== INFORMATION SUPPLIED ==

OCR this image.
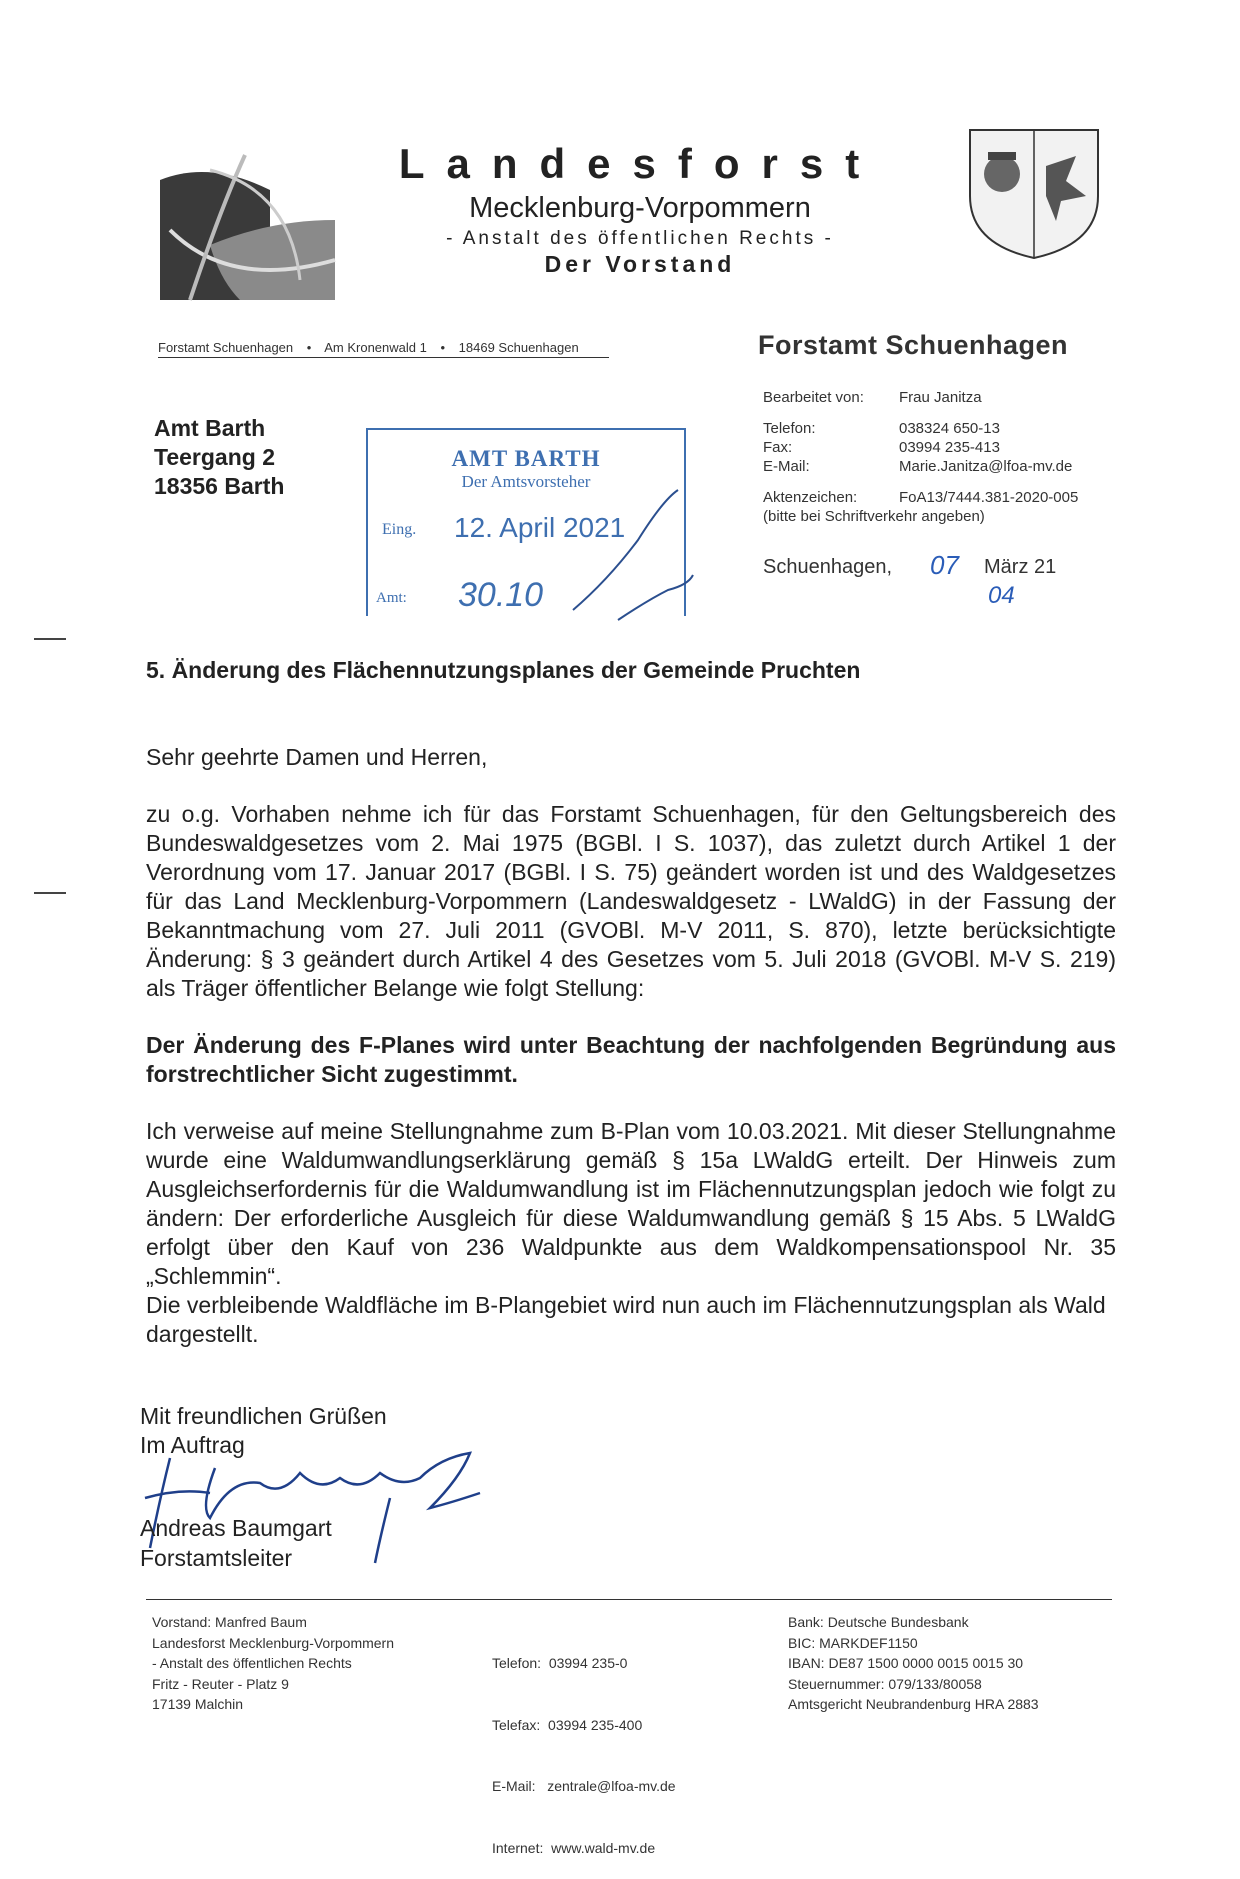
Landesforst
Mecklenburg-Vorpommern
- Anstalt des öffentlichen Rechts -
Der Vorstand
Forstamt Schuenhagen • Am Kronenwald 1 • 18469 Schuenhagen	Forstamt Schuenhagen
Amt Barth
Teergang 2
18356 Barth
AMT BARTH
Der Amtsvorsteher
Eing. 12. April 2021
Amt: 30.10
Bearbeitet von:	Frau Janitza
Telefon:	038324 650-13
Fax:	03994 235-413
E-Mail:	Marie.Janitza@lfoa-mv.de
Aktenzeichen:	FoA13/7444.381-2020-005
(bitte bei Schriftverkehr angeben)
Schuenhagen, 07 März 21
04
5. Änderung des Flächennutzungsplanes der Gemeinde Pruchten
Sehr geehrte Damen und Herren,
zu o.g. Vorhaben nehme ich für das Forstamt Schuenhagen, für den Geltungsbereich des Bundeswaldgesetzes vom 2. Mai 1975 (BGBl. I S. 1037), das zuletzt durch Artikel 1 der Verordnung vom 17. Januar 2017 (BGBl. I S. 75) geändert worden ist und des Waldgesetzes für das Land Mecklenburg-Vorpommern (Landeswaldgesetz - LWaldG) in der Fassung der Bekanntmachung vom 27. Juli 2011 (GVOBl. M-V 2011, S. 870), letzte berücksichtigte Änderung: § 3 geändert durch Artikel 4 des Gesetzes vom 5. Juli 2018 (GVOBl. M-V S. 219) als Träger öffentlicher Belange wie folgt Stellung:
Der Änderung des F-Planes wird unter Beachtung der nachfolgenden Begründung aus forstrechtlicher Sicht zugestimmt.
Ich verweise auf meine Stellungnahme zum B-Plan vom 10.03.2021. Mit dieser Stellungnahme wurde eine Waldumwandlungserklärung gemäß § 15a LWaldG erteilt. Der Hinweis zum Ausgleichserfordernis für die Waldumwandlung ist im Flächennutzungsplan jedoch wie folgt zu ändern: Der erforderliche Ausgleich für diese Waldumwandlung gemäß § 15 Abs. 5 LWaldG erfolgt über den Kauf von 236 Waldpunkte aus dem Waldkompensationspool Nr. 35 „Schlemmin“.
Die verbleibende Waldfläche im B-Plangebiet wird nun auch im Flächennutzungsplan als Wald dargestellt.
Mit freundlichen Grüßen
Im Auftrag
Andreas Baumgart
Forstamtsleiter
Vorstand: Manfred Baum
Landesforst Mecklenburg-Vorpommern
- Anstalt des öffentlichen Rechts
Fritz - Reuter - Platz 9
17139 Malchin

Telefon:  03994 235-0

Telefax:  03994 235-400

E-Mail:   zentrale@lfoa-mv.de

Internet:  www.wald-mv.de

Bank: Deutsche Bundesbank
BIC: MARKDEF1150
IBAN: DE87 1500 0000 0015 0015 30
Steuernummer: 079/133/80058
Amtsgericht Neubrandenburg HRA 2883
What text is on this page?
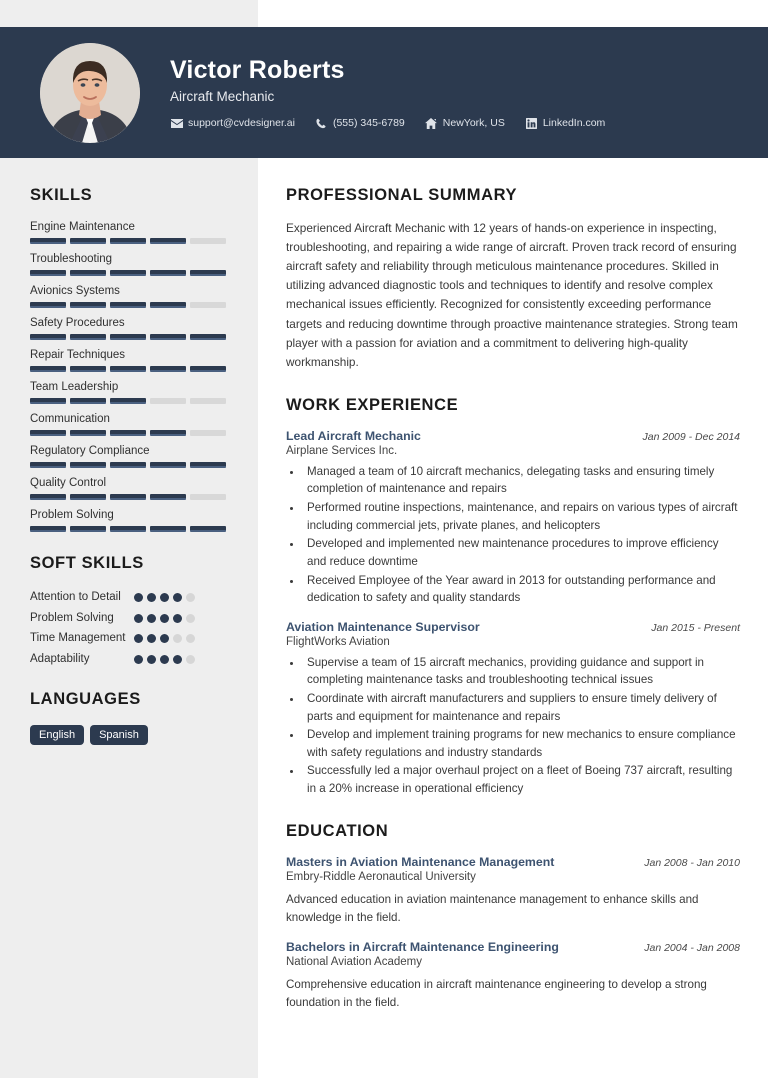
Victor Roberts
Aircraft Mechanic
support@cvdesigner.ai	(555) 345-6789	NewYork, US	LinkedIn.com
SKILLS
Engine Maintenance
Troubleshooting
Avionics Systems
Safety Procedures
Repair Techniques
Team Leadership
Communication
Regulatory Compliance
Quality Control
Problem Solving
SOFT SKILLS
Attention to Detail
Problem Solving
Time Management
Adaptability
LANGUAGES
English	Spanish
PROFESSIONAL SUMMARY
Experienced Aircraft Mechanic with 12 years of hands-on experience in inspecting, troubleshooting, and repairing a wide range of aircraft. Proven track record of ensuring aircraft safety and reliability through meticulous maintenance procedures. Skilled in utilizing advanced diagnostic tools and techniques to identify and resolve complex mechanical issues efficiently. Recognized for consistently exceeding performance targets and reducing downtime through proactive maintenance strategies. Strong team player with a passion for aviation and a commitment to delivering high-quality workmanship.
WORK EXPERIENCE
Lead Aircraft Mechanic	Jan 2009 - Dec 2014
Airplane Services Inc.
• Managed a team of 10 aircraft mechanics, delegating tasks and ensuring timely completion of maintenance and repairs
• Performed routine inspections, maintenance, and repairs on various types of aircraft including commercial jets, private planes, and helicopters
• Developed and implemented new maintenance procedures to improve efficiency and reduce downtime
• Received Employee of the Year award in 2013 for outstanding performance and dedication to safety and quality standards
Aviation Maintenance Supervisor	Jan 2015 - Present
FlightWorks Aviation
• Supervise a team of 15 aircraft mechanics, providing guidance and support in completing maintenance tasks and troubleshooting technical issues
• Coordinate with aircraft manufacturers and suppliers to ensure timely delivery of parts and equipment for maintenance and repairs
• Develop and implement training programs for new mechanics to ensure compliance with safety regulations and industry standards
• Successfully led a major overhaul project on a fleet of Boeing 737 aircraft, resulting in a 20% increase in operational efficiency
EDUCATION
Masters in Aviation Maintenance Management	Jan 2008 - Jan 2010
Embry-Riddle Aeronautical University
Advanced education in aviation maintenance management to enhance skills and knowledge in the field.
Bachelors in Aircraft Maintenance Engineering	Jan 2004 - Jan 2008
National Aviation Academy
Comprehensive education in aircraft maintenance engineering to develop a strong foundation in the field.
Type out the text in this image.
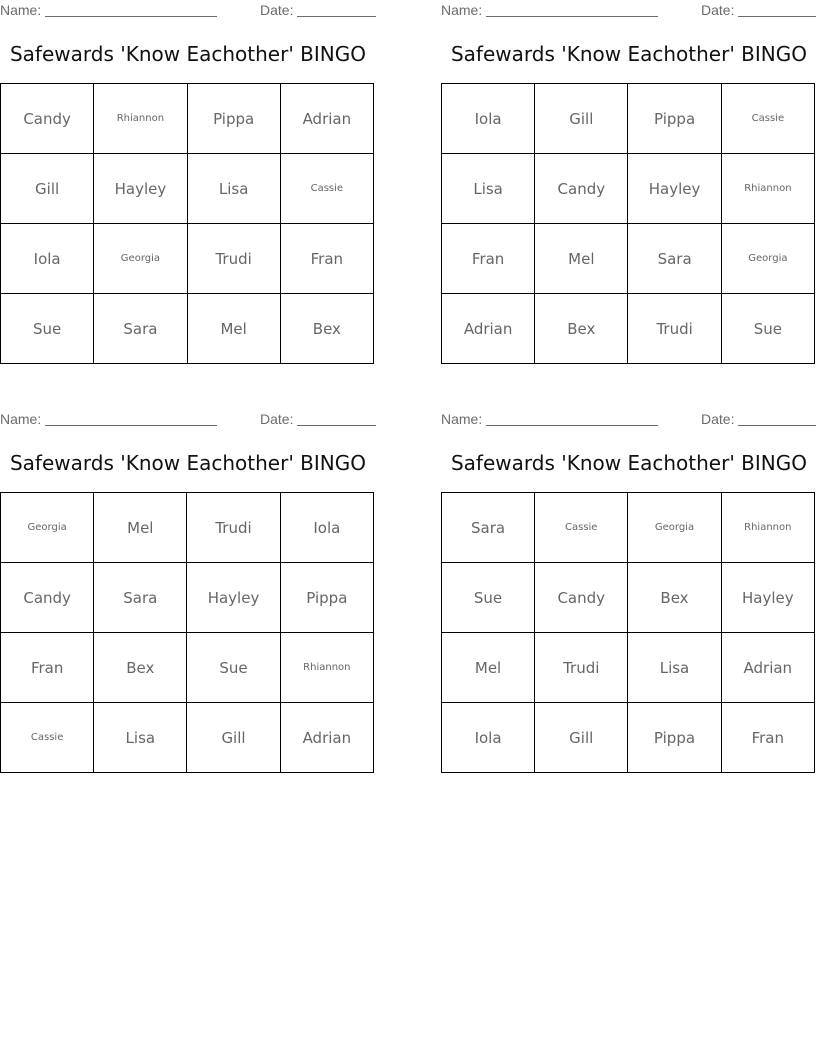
Name:	Date:
Safewards 'Know Eachother' BINGO
Candy	Rhiannon	Pippa	Adrian
Gill	Hayley	Lisa	Cassie
Iola	Georgia	Trudi	Fran
Sue	Sara	Mel	Bex
Name:	Date:
Safewards 'Know Eachother' BINGO
Iola	Gill	Pippa	Cassie
Lisa	Candy	Hayley	Rhiannon
Fran	Mel	Sara	Georgia
Adrian	Bex	Trudi	Sue
Name:	Date:
Safewards 'Know Eachother' BINGO
Georgia	Mel	Trudi	Iola
Candy	Sara	Hayley	Pippa
Fran	Bex	Sue	Rhiannon
Cassie	Lisa	Gill	Adrian
Name:	Date:
Safewards 'Know Eachother' BINGO
Sara	Cassie	Georgia	Rhiannon
Sue	Candy	Bex	Hayley
Mel	Trudi	Lisa	Adrian
Iola	Gill	Pippa	Fran
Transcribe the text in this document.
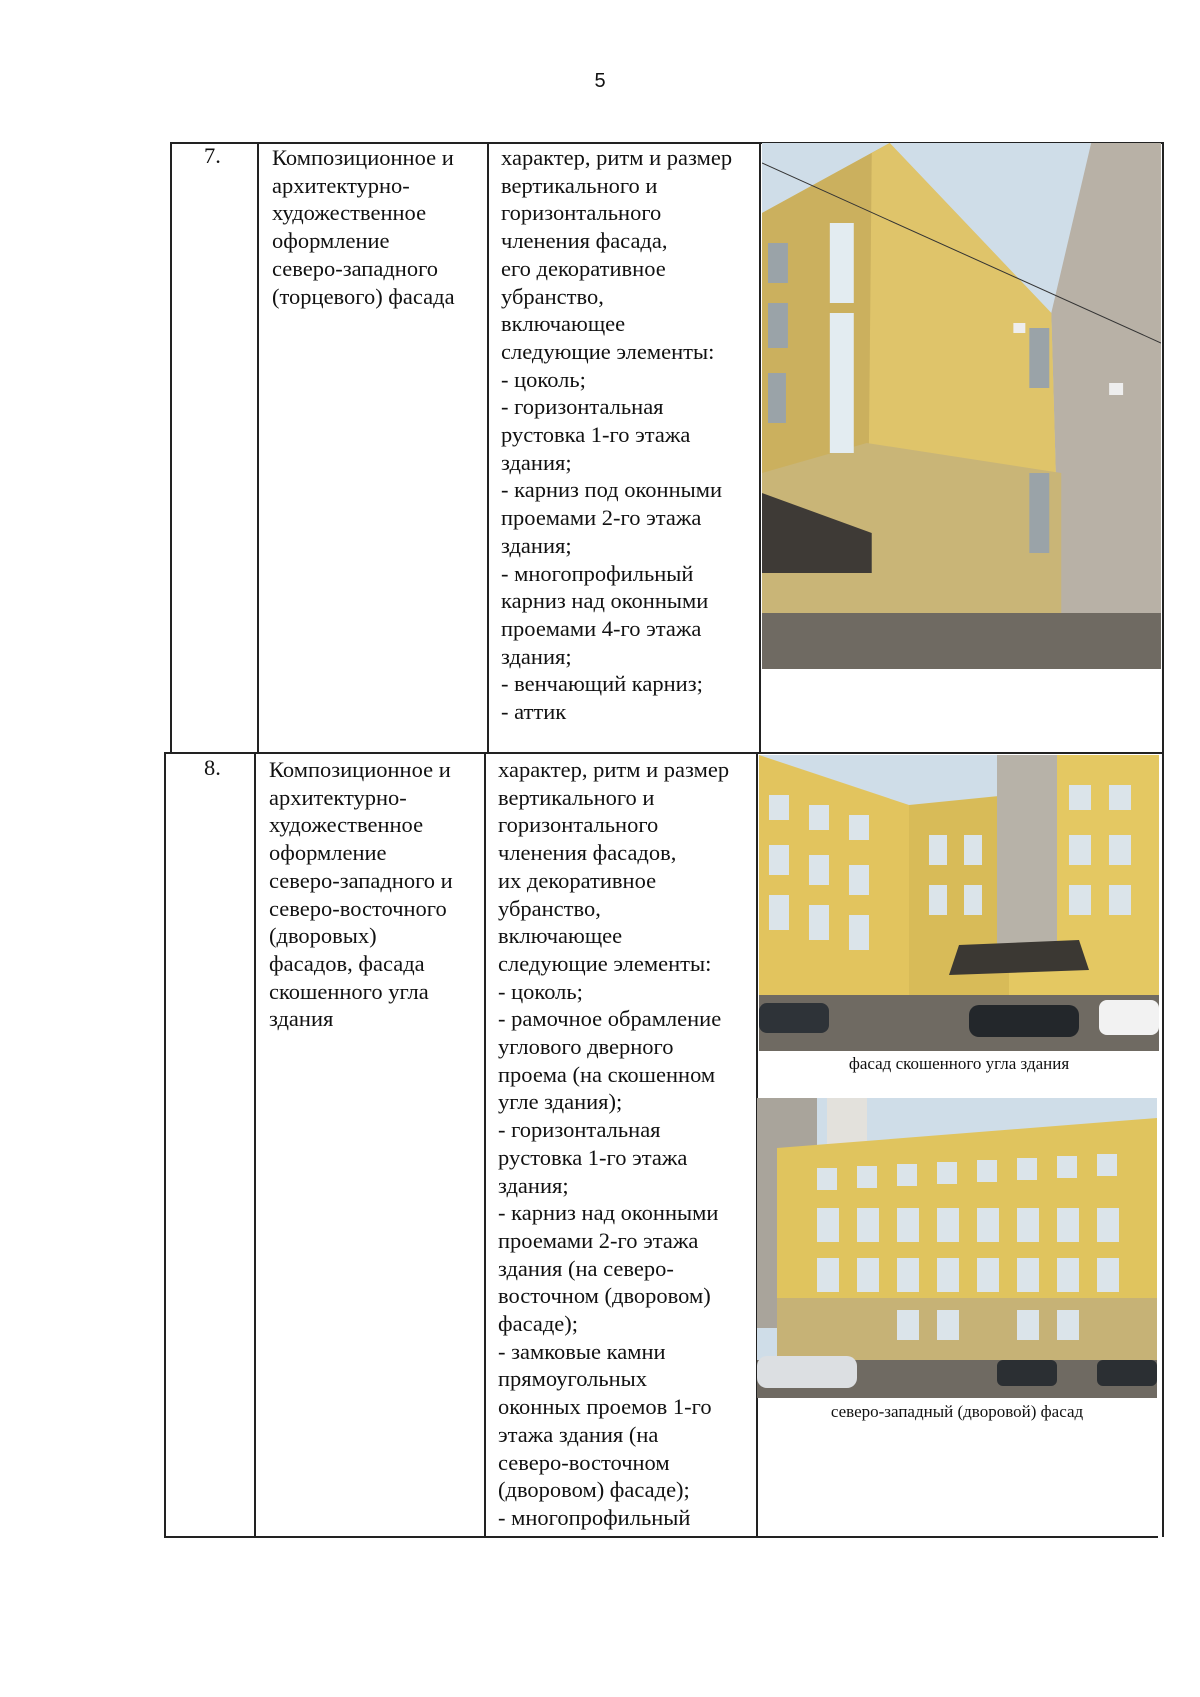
5
7. Композиционное и
архитектурно-
художественное
оформление
северо-западного
(торцевого) фасада

характер, ритм и размер
вертикального и
горизонтального
членения фасада,
его декоративное
убранство,
включающее
следующие элементы:
- цоколь;
- горизонтальная
рустовка 1-го этажа
здания;
- карниз под оконными
проемами 2-го этажа
здания;
- многопрофильный
карниз над оконными
проемами 4-го этажа
здания;
- венчающий карниз;
- аттик

8. Композиционное и
архитектурно-
художественное
оформление
северо-западного и
северо-восточного
(дворовых)
фасадов, фасада
скошенного угла
здания

характер, ритм и размер
вертикального и
горизонтального
членения фасадов,
их декоративное
убранство,
включающее
следующие элементы:
- цоколь;
- рамочное обрамление
углового дверного
проема (на скошенном
угле здания);
- горизонтальная
рустовка 1-го этажа
здания;
- карниз над оконными
проемами 2-го этажа
здания (на северо-
восточном (дворовом)
фасаде);
- замковые камни
прямоугольных
оконных проемов 1-го
этажа здания (на
северо-восточном
(дворовом) фасаде);
- многопрофильный

фасад скошенного угла здания
северо-западный (дворовой) фасад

===

→ REQUIRED WORK
Gather up the lines containing the word "Iola" from these records and copy them.

→ CORRECT RESULT
Iola	Georgia	Trudi	Fran
Iola	Gill	Pippa	Cassie
Georgia	Mel	Trudi	Iola
Iola	Gill	Pippa	Fran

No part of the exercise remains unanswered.